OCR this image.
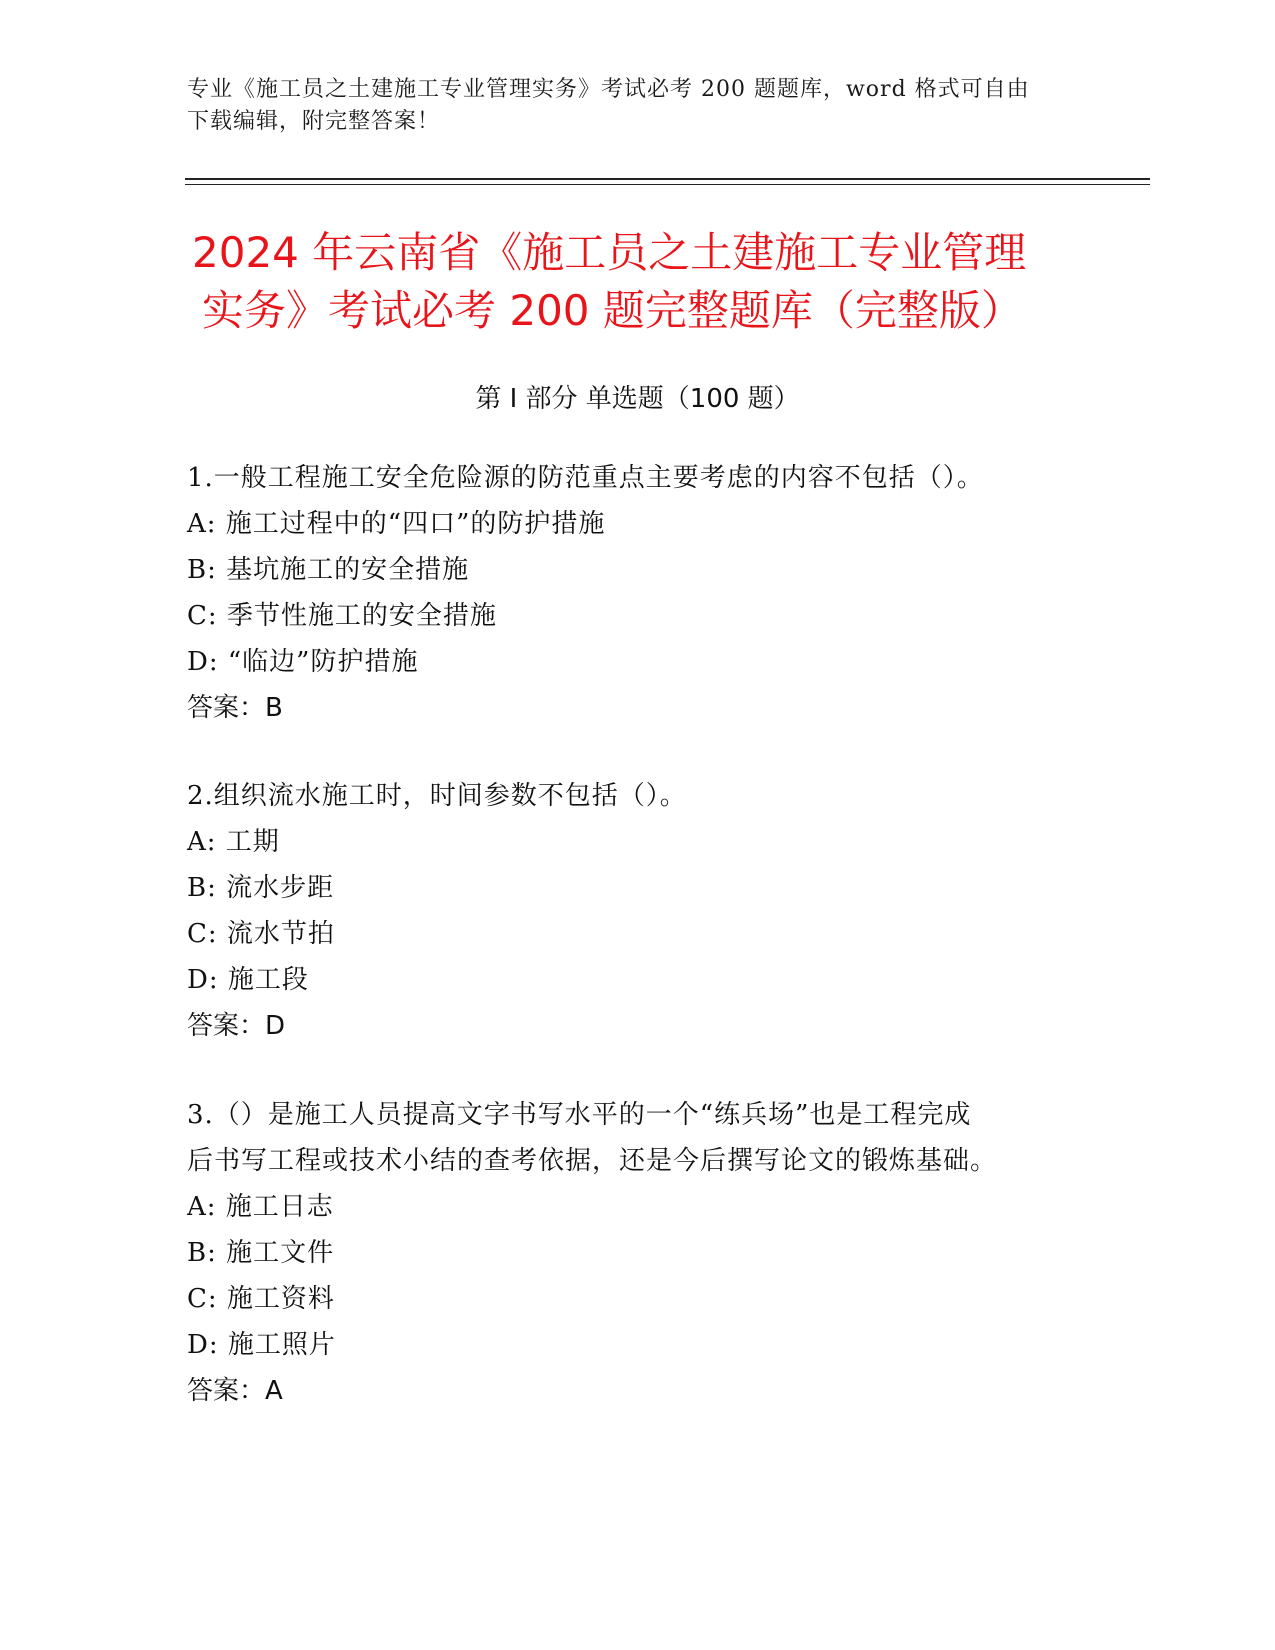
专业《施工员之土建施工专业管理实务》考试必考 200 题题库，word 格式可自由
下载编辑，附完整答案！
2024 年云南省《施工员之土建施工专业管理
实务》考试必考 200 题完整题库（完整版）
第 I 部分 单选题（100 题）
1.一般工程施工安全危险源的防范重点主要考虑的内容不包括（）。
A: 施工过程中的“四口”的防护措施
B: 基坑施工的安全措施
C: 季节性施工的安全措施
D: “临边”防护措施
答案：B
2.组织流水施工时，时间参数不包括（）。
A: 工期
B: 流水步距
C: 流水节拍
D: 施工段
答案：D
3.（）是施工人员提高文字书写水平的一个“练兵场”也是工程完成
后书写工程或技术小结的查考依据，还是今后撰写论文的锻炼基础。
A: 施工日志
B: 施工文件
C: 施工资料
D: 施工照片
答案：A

* WHAT YOU ARE ASKED TO DO: Repeat the material above in full and unchanged, minus its images.

* RESULT FOR THIS EXERCISE:
OCR this image.
专业《施工员之土建施工专业管理实务》考试必考 200 题题库，word 格式可自由
下载编辑，附完整答案！
2024 年云南省《施工员之土建施工专业管理
实务》考试必考 200 题完整题库（完整版）
第 I 部分 单选题（100 题）
1.一般工程施工安全危险源的防范重点主要考虑的内容不包括（）。
A: 施工过程中的“四口”的防护措施
B: 基坑施工的安全措施
C: 季节性施工的安全措施
D: “临边”防护措施
答案：B
2.组织流水施工时，时间参数不包括（）。
A: 工期
B: 流水步距
C: 流水节拍
D: 施工段
答案：D
3.（）是施工人员提高文字书写水平的一个“练兵场”也是工程完成
后书写工程或技术小结的查考依据，还是今后撰写论文的锻炼基础。
A: 施工日志
B: 施工文件
C: 施工资料
D: 施工照片
答案：A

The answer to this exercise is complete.